[A block of data]
--- BEGIN ---

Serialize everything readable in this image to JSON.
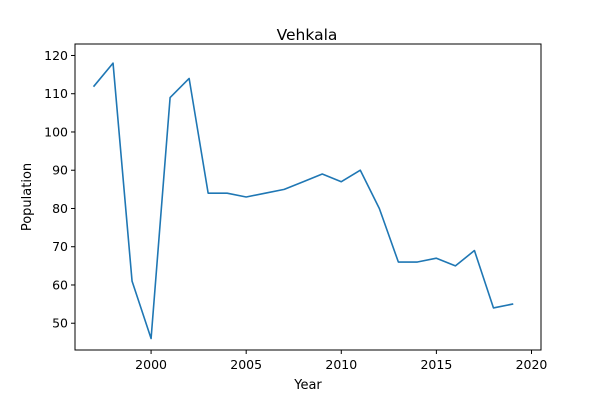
{
  "chart_data": {
    "type": "line",
    "title": "Vehkala",
    "xlabel": "Year",
    "ylabel": "Population",
    "xlim": [
      1996,
      2020.5
    ],
    "ylim": [
      43,
      123
    ],
    "xticks": [
      2000,
      2005,
      2010,
      2015,
      2020
    ],
    "yticks": [
      50,
      60,
      70,
      80,
      90,
      100,
      110,
      120
    ],
    "grid": false,
    "series": [
      {
        "color": "#1f77b4",
        "x": [
          1997,
          1998,
          1999,
          2000,
          2001,
          2002,
          2003,
          2004,
          2005,
          2006,
          2007,
          2008,
          2009,
          2010,
          2011,
          2012,
          2013,
          2014,
          2015,
          2016,
          2017,
          2018,
          2019
        ],
        "y": [
          112,
          118,
          61,
          46,
          109,
          114,
          84,
          84,
          83,
          84,
          85,
          87,
          89,
          87,
          90,
          80,
          66,
          66,
          67,
          65,
          69,
          54,
          55
        ]
      }
    ]
  }
}
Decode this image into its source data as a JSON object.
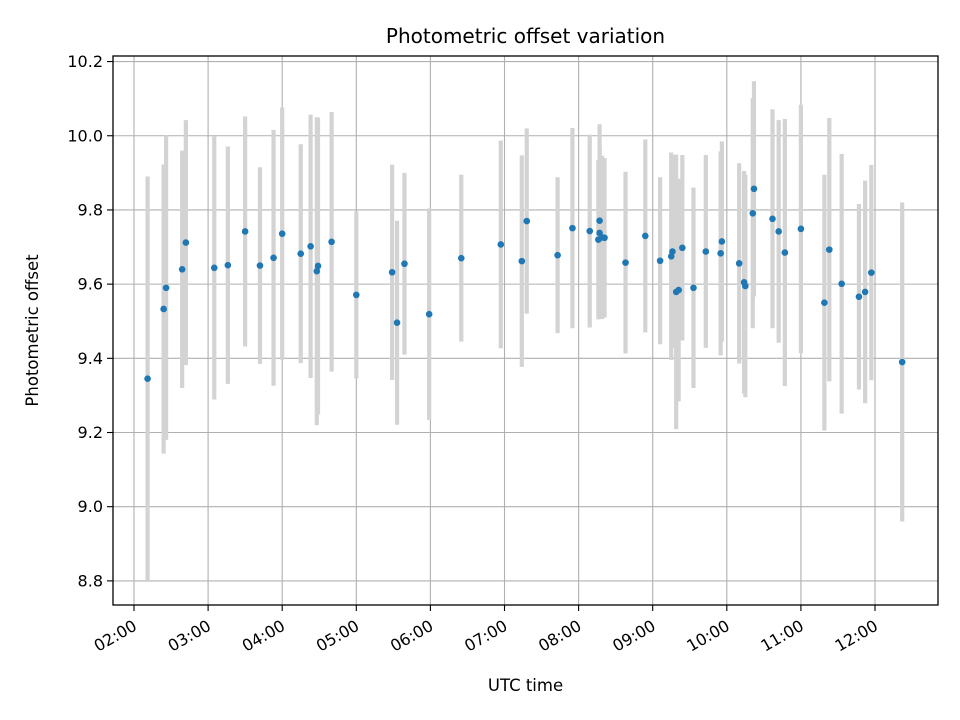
{
  "chart_data": {
    "type": "scatter",
    "title": "Photometric offset variation",
    "xlabel": "UTC time",
    "ylabel": "Photometric offset",
    "x_ticks": [
      "02:00",
      "03:00",
      "04:00",
      "05:00",
      "06:00",
      "07:00",
      "08:00",
      "09:00",
      "10:00",
      "11:00",
      "12:00"
    ],
    "x_tick_hours": [
      2,
      3,
      4,
      5,
      6,
      7,
      8,
      9,
      10,
      11,
      12
    ],
    "y_ticks": [
      "8.8",
      "9.0",
      "9.2",
      "9.4",
      "9.6",
      "9.8",
      "10.0",
      "10.2"
    ],
    "y_tick_values": [
      8.8,
      9.0,
      9.2,
      9.4,
      9.6,
      9.8,
      10.0,
      10.2
    ],
    "xlim": [
      "01:43",
      "12:51"
    ],
    "ylim": [
      8.735,
      10.215
    ],
    "grid": true,
    "point_color": "#1f77b4",
    "errorbar_color": "#d3d3d3",
    "series": [
      {
        "x": [
          "02:11",
          "02:24",
          "02:26",
          "02:39",
          "02:42",
          "03:05",
          "03:16",
          "03:30",
          "03:42",
          "03:53",
          "04:00",
          "04:15",
          "04:23",
          "04:28",
          "04:29",
          "04:40",
          "05:00",
          "05:29",
          "05:33",
          "05:39",
          "05:59",
          "06:25",
          "06:57",
          "07:14",
          "07:18",
          "07:43",
          "07:55",
          "08:09",
          "08:16",
          "08:17",
          "08:17",
          "08:19",
          "08:21",
          "08:38",
          "08:54",
          "09:06",
          "09:15",
          "09:16",
          "09:19",
          "09:21",
          "09:24",
          "09:33",
          "09:43",
          "09:55",
          "09:56",
          "10:10",
          "10:14",
          "10:15",
          "10:21",
          "10:22",
          "10:37",
          "10:42",
          "10:47",
          "11:00",
          "11:19",
          "11:23",
          "11:33",
          "11:47",
          "11:52",
          "11:57",
          "12:22"
        ],
        "y": [
          9.345,
          9.533,
          9.59,
          9.64,
          9.712,
          9.644,
          9.651,
          9.742,
          9.65,
          9.671,
          9.736,
          9.682,
          9.702,
          9.635,
          9.649,
          9.714,
          9.571,
          9.632,
          9.496,
          9.655,
          9.519,
          9.67,
          9.707,
          9.662,
          9.77,
          9.678,
          9.751,
          9.743,
          9.72,
          9.738,
          9.771,
          9.726,
          9.725,
          9.658,
          9.73,
          9.663,
          9.675,
          9.688,
          9.579,
          9.584,
          9.698,
          9.59,
          9.688,
          9.683,
          9.715,
          9.656,
          9.605,
          9.595,
          9.791,
          9.857,
          9.776,
          9.742,
          9.685,
          9.749,
          9.55,
          9.693,
          9.601,
          9.566,
          9.579,
          9.631,
          9.39
        ],
        "err": [
          0.545,
          0.39,
          0.41,
          0.32,
          0.33,
          0.355,
          0.32,
          0.31,
          0.265,
          0.345,
          0.34,
          0.295,
          0.355,
          0.415,
          0.4,
          0.35,
          0.225,
          0.29,
          0.275,
          0.245,
          0.285,
          0.225,
          0.28,
          0.285,
          0.25,
          0.21,
          0.27,
          0.26,
          0.215,
          0.23,
          0.26,
          0.22,
          0.215,
          0.245,
          0.26,
          0.225,
          0.28,
          0.26,
          0.37,
          0.3,
          0.25,
          0.27,
          0.26,
          0.275,
          0.27,
          0.27,
          0.3,
          0.3,
          0.31,
          0.29,
          0.295,
          0.3,
          0.36,
          0.335,
          0.345,
          0.355,
          0.35,
          0.25,
          0.3,
          0.29,
          0.43
        ]
      }
    ]
  }
}
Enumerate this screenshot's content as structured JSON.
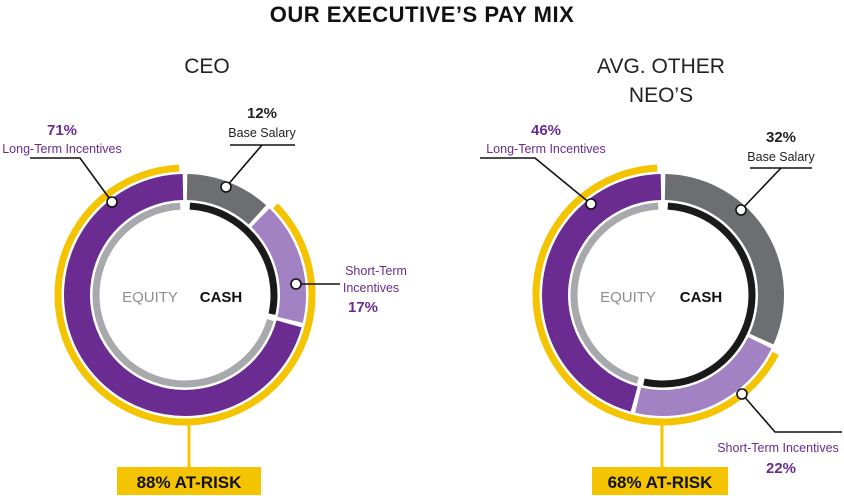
{
  "page": {
    "title": "OUR EXECUTIVE’S PAY MIX"
  },
  "colors": {
    "long_term": "#6a2c91",
    "short_term": "#a382c3",
    "base_salary": "#6d6e71",
    "equity_ring": "#a7a9ac",
    "cash_ring": "#1a1a1a",
    "at_risk": "#f5c400",
    "label_line": "#111111"
  },
  "chart_data": [
    {
      "type": "pie",
      "title": "CEO",
      "title_lines": [
        "CEO"
      ],
      "categories": [
        "Base Salary",
        "Short-Term Incentives",
        "Long-Term Incentives"
      ],
      "values": [
        12,
        17,
        71
      ],
      "labels": {
        "base_salary": {
          "pct": "12%",
          "lines": [
            "Base Salary"
          ]
        },
        "short_term": {
          "pct": "17%",
          "lines": [
            "Short-Term",
            "Incentives"
          ]
        },
        "long_term": {
          "pct": "71%",
          "lines": [
            "Long-Term Incentives"
          ]
        }
      },
      "inner_labels": {
        "equity": "EQUITY",
        "cash": "CASH"
      },
      "at_risk": {
        "value": 88,
        "label": "88% AT-RISK"
      }
    },
    {
      "type": "pie",
      "title": "AVG. OTHER NEO’S",
      "title_lines": [
        "AVG. OTHER",
        "NEO’S"
      ],
      "categories": [
        "Base Salary",
        "Short-Term Incentives",
        "Long-Term Incentives"
      ],
      "values": [
        32,
        22,
        46
      ],
      "labels": {
        "base_salary": {
          "pct": "32%",
          "lines": [
            "Base Salary"
          ]
        },
        "short_term": {
          "pct": "22%",
          "lines": [
            "Short-Term Incentives"
          ]
        },
        "long_term": {
          "pct": "46%",
          "lines": [
            "Long-Term Incentives"
          ]
        }
      },
      "inner_labels": {
        "equity": "EQUITY",
        "cash": "CASH"
      },
      "at_risk": {
        "value": 68,
        "label": "68% AT-RISK"
      }
    }
  ]
}
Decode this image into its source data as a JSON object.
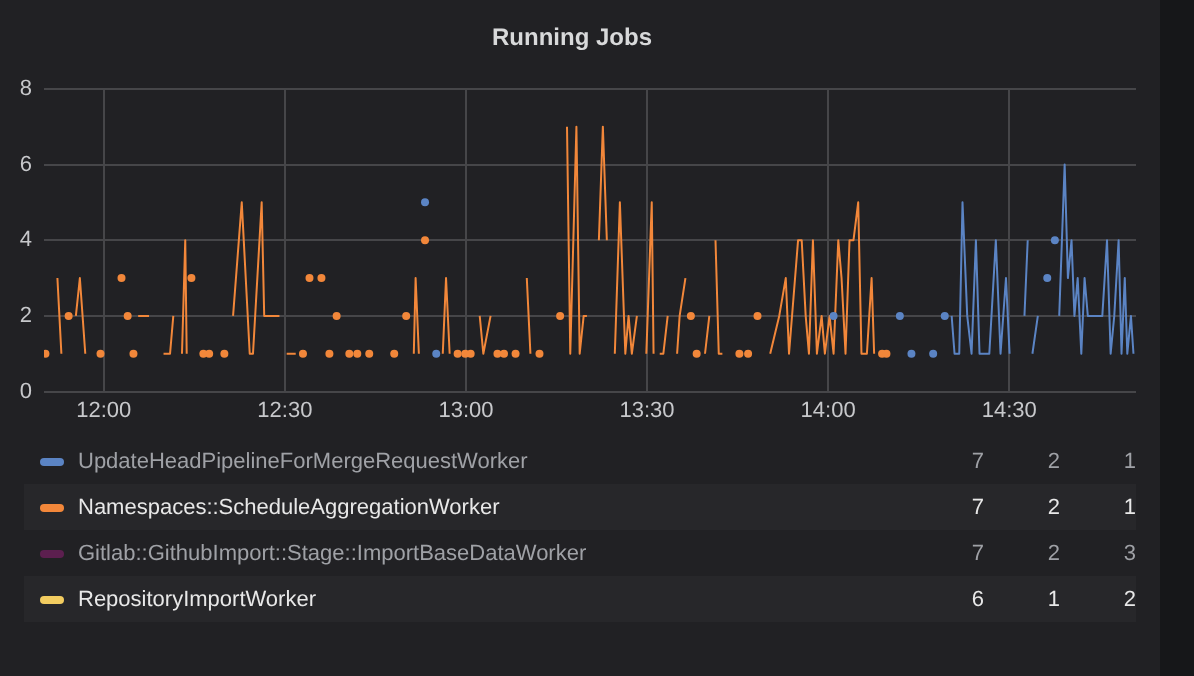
{
  "chart_data": {
    "type": "line",
    "title": "Running Jobs",
    "legend": "bottom",
    "grid": true,
    "line_style": "solid",
    "xlim": [
      11.835,
      14.85
    ],
    "xticks": [
      {
        "value": 12,
        "label": "12:00"
      },
      {
        "value": 12.5,
        "label": "12:30"
      },
      {
        "value": 13,
        "label": "13:00"
      },
      {
        "value": 13.5,
        "label": "13:30"
      },
      {
        "value": 14,
        "label": "14:00"
      },
      {
        "value": 14.5,
        "label": "14:30"
      }
    ],
    "ylim": [
      0,
      8
    ],
    "yticks": [
      0,
      2,
      4,
      6,
      8
    ],
    "series": [
      {
        "name": "UpdateHeadPipelineForMergeRequestWorker",
        "color": "#5b84c4",
        "x": [
          12.887,
          12.9,
          12.918,
          12.93,
          14.015,
          14.03,
          14.198,
          14.21,
          14.23,
          14.24,
          14.29,
          14.3,
          14.322,
          14.33,
          14.341,
          14.349,
          14.362,
          14.371,
          14.384,
          14.396,
          14.408,
          14.418,
          14.436,
          14.445,
          14.463,
          14.476,
          14.491,
          14.501,
          14.52,
          14.542,
          14.551,
          14.556,
          14.564,
          14.579,
          14.59,
          14.605,
          14.615,
          14.626,
          14.632,
          14.638,
          14.653,
          14.662,
          14.672,
          14.68,
          14.689,
          14.699,
          14.708,
          14.717,
          14.73,
          14.742,
          14.757,
          14.77,
          14.78,
          14.79,
          14.802,
          14.81,
          14.819,
          14.826,
          14.836,
          14.843
        ],
        "values": [
          5,
          null,
          1,
          null,
          2,
          null,
          2,
          null,
          1,
          null,
          1,
          null,
          2,
          null,
          2,
          1,
          1,
          5,
          2,
          1,
          4,
          1,
          1,
          1,
          4,
          1,
          3,
          1,
          null,
          2,
          4,
          null,
          1,
          2,
          null,
          3,
          null,
          4,
          null,
          2,
          6,
          3,
          4,
          2,
          3,
          1,
          3,
          2,
          2,
          2,
          2,
          4,
          1,
          2,
          4,
          1,
          3,
          1,
          2,
          1
        ]
      },
      {
        "name": "Namespaces::ScheduleAggregationWorker",
        "color": "#f2873a",
        "x": [
          11.839,
          11.86,
          11.872,
          11.883,
          11.89,
          11.903,
          11.91,
          11.923,
          11.934,
          11.949,
          11.97,
          11.991,
          12.02,
          12.049,
          12.06,
          12.066,
          12.075,
          12.082,
          12.09,
          12.095,
          12.125,
          12.14,
          12.165,
          12.183,
          12.192,
          12.2,
          12.216,
          12.225,
          12.229,
          12.235,
          12.242,
          12.26,
          12.275,
          12.283,
          12.291,
          12.31,
          12.333,
          12.345,
          12.357,
          12.381,
          12.403,
          12.412,
          12.436,
          12.443,
          12.485,
          12.5,
          12.505,
          12.53,
          12.54,
          12.55,
          12.56,
          12.568,
          12.59,
          12.601,
          12.61,
          12.623,
          12.635,
          12.643,
          12.66,
          12.678,
          12.69,
          12.7,
          12.72,
          12.733,
          12.77,
          12.802,
          12.82,
          12.835,
          12.85,
          12.856,
          12.861,
          12.87,
          12.88,
          12.887,
          12.92,
          12.936,
          12.945,
          12.955,
          12.965,
          12.977,
          12.99,
          12.998,
          13.005,
          13.013,
          13.025,
          13.038,
          13.048,
          13.068,
          13.078,
          13.087,
          13.095,
          13.105,
          13.12,
          13.137,
          13.15,
          13.168,
          13.178,
          13.19,
          13.203,
          13.23,
          13.26,
          13.27,
          13.279,
          13.288,
          13.305,
          13.314,
          13.325,
          13.334,
          13.35,
          13.367,
          13.378,
          13.389,
          13.4,
          13.411,
          13.425,
          13.44,
          13.449,
          13.458,
          13.472,
          13.485,
          13.498,
          13.513,
          13.518,
          13.525,
          13.535,
          13.545,
          13.557,
          13.57,
          13.583,
          13.59,
          13.606,
          13.614,
          13.621,
          13.63,
          13.637,
          13.65,
          13.66,
          13.672,
          13.68,
          13.689,
          13.698,
          13.708,
          13.73,
          13.755,
          13.767,
          13.779,
          13.79,
          13.805,
          13.82,
          13.84,
          13.865,
          13.883,
          13.892,
          13.917,
          13.927,
          13.938,
          13.947,
          13.958,
          13.969,
          13.982,
          13.991,
          14.004,
          14.015,
          14.028,
          14.037,
          14.048,
          14.059,
          14.07,
          14.083,
          14.092,
          14.107,
          14.12,
          14.127,
          14.14,
          14.149,
          14.155,
          14.161
        ],
        "values": [
          1,
          null,
          3,
          1,
          null,
          2,
          null,
          2,
          3,
          1,
          null,
          1,
          null,
          3,
          null,
          2,
          null,
          1,
          null,
          2,
          2,
          null,
          1,
          1,
          2,
          null,
          1,
          4,
          1,
          null,
          3,
          null,
          1,
          null,
          1,
          null,
          1,
          null,
          2,
          5,
          1,
          1,
          5,
          2,
          2,
          null,
          1,
          1,
          null,
          1,
          null,
          3,
          null,
          3,
          null,
          1,
          null,
          2,
          null,
          1,
          null,
          1,
          null,
          1,
          null,
          1,
          null,
          2,
          null,
          1,
          3,
          1,
          null,
          4,
          null,
          1,
          3,
          1,
          null,
          1,
          null,
          1,
          null,
          1,
          null,
          2,
          1,
          2,
          null,
          1,
          null,
          1,
          null,
          1,
          null,
          3,
          1,
          null,
          1,
          null,
          2,
          null,
          7,
          1,
          7,
          1,
          2,
          2,
          null,
          4,
          7,
          4,
          null,
          1,
          5,
          1,
          2,
          1,
          2,
          null,
          1,
          5,
          1,
          null,
          1,
          1,
          2,
          null,
          1,
          2,
          3,
          null,
          2,
          null,
          1,
          null,
          1,
          2,
          null,
          4,
          1,
          1,
          null,
          1,
          null,
          1,
          null,
          2,
          null,
          1,
          2,
          3,
          1,
          4,
          4,
          2,
          1,
          4,
          1,
          2,
          1,
          2,
          1,
          4,
          3,
          1,
          4,
          4,
          5,
          1,
          1,
          3,
          1,
          null,
          1,
          null,
          1
        ]
      },
      {
        "name": "Gitlab::GithubImport::Stage::ImportBaseDataWorker",
        "color": "#5c1f4f"
      },
      {
        "name": "RepositoryImportWorker",
        "color": "#f2cc60"
      }
    ],
    "annotations": [
      "7",
      "2",
      "1",
      "7",
      "2",
      "1",
      "7",
      "2",
      "3",
      "6",
      "1",
      "2"
    ]
  }
}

--- END ---

> _Task brief_
Return each line among the entries that holds the word "this".

> _Task result_
Serialize everything readable in this image to JSON.
Decode this image into its source data as a JSON object.
Enumerate this screenshot's content as structured JSON.
Decode this image into its source data as a JSON object.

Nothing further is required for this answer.